### WRITTEN REQUEST
Retype the listing from its first line through the line containing "self-avatar[interactable] (714, 819, 720, 897)", with both of those lines included, reproducing every character unchanged.

### INFORMATION PROVIDED
══════════

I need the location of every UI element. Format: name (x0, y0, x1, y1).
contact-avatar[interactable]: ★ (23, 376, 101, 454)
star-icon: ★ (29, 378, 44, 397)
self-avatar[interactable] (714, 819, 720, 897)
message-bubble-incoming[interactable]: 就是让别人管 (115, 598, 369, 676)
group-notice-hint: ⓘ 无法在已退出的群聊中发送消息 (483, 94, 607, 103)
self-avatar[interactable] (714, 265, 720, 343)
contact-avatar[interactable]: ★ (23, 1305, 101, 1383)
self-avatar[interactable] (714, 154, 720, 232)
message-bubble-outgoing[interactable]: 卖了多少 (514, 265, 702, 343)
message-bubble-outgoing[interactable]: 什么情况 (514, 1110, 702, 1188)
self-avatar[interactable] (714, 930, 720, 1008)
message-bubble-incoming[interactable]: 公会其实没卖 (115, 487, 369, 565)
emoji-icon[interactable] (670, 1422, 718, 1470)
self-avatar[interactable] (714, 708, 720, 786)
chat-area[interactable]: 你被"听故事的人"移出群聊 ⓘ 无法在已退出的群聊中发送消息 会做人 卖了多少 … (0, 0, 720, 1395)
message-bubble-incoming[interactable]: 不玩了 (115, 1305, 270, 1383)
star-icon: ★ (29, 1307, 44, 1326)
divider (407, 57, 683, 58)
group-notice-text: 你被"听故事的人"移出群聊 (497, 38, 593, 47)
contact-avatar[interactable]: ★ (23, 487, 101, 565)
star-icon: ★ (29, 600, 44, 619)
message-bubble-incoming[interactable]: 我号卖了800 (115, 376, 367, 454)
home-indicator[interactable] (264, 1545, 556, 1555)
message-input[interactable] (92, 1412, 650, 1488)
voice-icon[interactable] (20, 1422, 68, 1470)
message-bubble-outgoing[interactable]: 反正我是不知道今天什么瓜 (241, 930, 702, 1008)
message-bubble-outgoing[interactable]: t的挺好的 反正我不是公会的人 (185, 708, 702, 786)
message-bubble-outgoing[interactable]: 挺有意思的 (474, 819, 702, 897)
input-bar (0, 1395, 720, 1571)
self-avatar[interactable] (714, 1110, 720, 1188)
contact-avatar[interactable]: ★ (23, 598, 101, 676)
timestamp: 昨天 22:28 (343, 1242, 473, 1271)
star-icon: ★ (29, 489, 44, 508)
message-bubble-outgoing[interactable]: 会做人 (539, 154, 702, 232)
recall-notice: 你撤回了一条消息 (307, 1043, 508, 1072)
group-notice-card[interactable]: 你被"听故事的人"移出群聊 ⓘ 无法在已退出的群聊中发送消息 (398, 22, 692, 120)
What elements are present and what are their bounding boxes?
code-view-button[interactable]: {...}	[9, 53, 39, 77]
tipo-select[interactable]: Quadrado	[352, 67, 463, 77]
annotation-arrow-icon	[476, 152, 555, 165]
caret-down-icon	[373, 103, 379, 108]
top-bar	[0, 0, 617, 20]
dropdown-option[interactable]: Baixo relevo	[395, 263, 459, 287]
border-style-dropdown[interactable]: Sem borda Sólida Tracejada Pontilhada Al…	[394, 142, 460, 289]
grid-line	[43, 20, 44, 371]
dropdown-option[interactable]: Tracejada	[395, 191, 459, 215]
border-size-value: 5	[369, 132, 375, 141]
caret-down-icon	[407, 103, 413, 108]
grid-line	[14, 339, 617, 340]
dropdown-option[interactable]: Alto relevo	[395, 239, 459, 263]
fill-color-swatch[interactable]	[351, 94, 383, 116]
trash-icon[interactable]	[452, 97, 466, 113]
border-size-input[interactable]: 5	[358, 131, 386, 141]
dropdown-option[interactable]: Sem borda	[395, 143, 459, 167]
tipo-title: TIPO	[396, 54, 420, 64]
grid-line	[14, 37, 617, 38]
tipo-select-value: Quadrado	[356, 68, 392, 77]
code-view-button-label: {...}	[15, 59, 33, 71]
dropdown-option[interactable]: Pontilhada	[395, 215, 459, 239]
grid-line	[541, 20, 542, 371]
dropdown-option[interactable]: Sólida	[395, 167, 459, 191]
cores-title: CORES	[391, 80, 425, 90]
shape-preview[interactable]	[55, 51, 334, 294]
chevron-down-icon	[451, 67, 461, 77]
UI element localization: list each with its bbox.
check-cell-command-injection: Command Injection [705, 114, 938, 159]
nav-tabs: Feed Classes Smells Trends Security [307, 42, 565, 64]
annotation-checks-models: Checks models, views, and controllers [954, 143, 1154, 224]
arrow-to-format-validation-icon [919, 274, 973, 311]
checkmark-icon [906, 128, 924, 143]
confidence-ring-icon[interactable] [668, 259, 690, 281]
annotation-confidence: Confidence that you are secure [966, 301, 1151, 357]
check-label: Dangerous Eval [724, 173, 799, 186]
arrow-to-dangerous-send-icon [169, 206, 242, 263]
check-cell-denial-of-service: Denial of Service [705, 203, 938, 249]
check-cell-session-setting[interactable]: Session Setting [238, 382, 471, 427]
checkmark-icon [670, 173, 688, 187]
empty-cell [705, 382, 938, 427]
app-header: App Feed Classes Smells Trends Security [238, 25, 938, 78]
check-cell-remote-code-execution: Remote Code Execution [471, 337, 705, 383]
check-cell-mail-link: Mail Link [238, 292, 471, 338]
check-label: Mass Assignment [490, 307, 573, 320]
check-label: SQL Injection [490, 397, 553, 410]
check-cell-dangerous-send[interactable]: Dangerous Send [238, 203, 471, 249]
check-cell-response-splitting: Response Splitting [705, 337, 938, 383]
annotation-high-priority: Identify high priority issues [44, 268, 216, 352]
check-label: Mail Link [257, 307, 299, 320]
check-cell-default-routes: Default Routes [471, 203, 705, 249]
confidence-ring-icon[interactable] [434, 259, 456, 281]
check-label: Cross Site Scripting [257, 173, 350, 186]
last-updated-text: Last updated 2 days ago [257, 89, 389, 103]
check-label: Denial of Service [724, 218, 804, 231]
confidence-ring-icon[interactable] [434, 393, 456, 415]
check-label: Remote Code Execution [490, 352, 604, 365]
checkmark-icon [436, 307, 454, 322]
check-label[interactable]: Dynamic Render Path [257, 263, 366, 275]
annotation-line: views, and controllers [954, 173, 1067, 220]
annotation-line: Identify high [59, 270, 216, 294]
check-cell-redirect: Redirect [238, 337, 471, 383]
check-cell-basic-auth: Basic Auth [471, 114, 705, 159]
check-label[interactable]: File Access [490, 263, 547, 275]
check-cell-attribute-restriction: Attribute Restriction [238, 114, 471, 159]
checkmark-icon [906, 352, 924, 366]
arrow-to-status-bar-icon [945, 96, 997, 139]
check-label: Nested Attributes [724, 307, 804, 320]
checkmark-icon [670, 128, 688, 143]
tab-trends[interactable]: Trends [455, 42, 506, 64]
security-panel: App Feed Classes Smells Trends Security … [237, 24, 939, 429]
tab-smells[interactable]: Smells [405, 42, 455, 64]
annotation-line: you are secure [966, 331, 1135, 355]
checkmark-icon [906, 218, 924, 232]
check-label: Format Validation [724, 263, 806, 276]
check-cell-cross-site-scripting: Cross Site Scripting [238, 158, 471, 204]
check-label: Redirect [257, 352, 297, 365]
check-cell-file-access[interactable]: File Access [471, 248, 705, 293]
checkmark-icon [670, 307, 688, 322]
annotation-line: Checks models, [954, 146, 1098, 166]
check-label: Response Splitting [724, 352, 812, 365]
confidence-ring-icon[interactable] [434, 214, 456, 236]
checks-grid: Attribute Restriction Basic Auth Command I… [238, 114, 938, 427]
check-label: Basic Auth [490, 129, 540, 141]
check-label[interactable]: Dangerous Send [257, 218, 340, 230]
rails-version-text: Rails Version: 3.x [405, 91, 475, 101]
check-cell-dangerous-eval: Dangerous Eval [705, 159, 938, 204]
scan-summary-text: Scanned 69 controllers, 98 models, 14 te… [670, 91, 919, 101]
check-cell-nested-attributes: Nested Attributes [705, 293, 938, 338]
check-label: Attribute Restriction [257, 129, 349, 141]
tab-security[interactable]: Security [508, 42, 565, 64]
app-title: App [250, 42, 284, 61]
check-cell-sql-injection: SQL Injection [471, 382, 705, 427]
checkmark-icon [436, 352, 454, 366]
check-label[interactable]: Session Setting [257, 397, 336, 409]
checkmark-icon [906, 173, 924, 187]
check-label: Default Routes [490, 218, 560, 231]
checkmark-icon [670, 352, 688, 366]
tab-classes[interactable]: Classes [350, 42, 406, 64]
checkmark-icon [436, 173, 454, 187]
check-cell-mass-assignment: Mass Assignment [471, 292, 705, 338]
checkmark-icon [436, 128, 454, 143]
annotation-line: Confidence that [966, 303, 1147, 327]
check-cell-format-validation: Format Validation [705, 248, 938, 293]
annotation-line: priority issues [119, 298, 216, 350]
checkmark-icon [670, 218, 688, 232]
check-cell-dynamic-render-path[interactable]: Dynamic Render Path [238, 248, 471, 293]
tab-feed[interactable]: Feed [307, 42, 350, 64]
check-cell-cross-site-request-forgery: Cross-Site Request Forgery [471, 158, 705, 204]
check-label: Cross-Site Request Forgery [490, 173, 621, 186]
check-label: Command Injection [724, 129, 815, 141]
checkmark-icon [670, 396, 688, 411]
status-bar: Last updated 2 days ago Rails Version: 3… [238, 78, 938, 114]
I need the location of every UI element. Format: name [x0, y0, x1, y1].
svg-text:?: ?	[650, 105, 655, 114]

══════════

### EXPECTED OUTPUT
I need the location of every UI element. Format: name (x0, y0, x1, y1).
contact-avatar[interactable]: ★ (23, 376, 101, 454)
star-icon: ★ (29, 378, 44, 397)
self-avatar[interactable] (714, 819, 720, 897)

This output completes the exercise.